Check every line of the material below for the string "Google", and return the ones that have it.

## PROVIDED DATA
——

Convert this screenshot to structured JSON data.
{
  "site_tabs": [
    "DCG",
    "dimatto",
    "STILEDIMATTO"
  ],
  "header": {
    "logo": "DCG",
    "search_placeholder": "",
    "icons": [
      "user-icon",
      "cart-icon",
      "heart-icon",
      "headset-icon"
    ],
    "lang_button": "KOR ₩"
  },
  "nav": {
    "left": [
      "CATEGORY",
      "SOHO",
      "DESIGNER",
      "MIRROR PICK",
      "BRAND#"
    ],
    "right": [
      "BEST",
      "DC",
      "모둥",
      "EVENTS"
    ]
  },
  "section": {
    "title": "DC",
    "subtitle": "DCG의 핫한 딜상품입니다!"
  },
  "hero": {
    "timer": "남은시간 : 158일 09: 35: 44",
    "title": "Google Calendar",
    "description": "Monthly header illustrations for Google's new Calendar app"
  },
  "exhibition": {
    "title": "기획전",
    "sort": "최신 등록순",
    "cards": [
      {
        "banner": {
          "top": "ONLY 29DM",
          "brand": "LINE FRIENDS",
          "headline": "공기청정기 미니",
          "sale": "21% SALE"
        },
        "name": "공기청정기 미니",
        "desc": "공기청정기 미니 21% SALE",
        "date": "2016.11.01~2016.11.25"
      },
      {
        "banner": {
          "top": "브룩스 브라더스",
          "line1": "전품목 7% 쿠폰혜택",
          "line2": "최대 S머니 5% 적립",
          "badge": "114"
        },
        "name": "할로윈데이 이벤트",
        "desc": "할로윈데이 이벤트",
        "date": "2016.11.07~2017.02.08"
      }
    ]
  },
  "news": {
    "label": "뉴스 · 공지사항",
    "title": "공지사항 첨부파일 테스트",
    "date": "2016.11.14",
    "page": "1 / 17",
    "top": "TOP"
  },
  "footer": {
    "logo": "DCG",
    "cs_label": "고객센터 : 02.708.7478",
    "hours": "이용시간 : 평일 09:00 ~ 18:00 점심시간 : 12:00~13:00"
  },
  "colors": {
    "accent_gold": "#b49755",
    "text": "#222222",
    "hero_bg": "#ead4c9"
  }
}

——

## EXERCISE OUTPUT
    "title": "Google Calendar",
    "description": "Monthly header illustrations for Google's new Calendar app"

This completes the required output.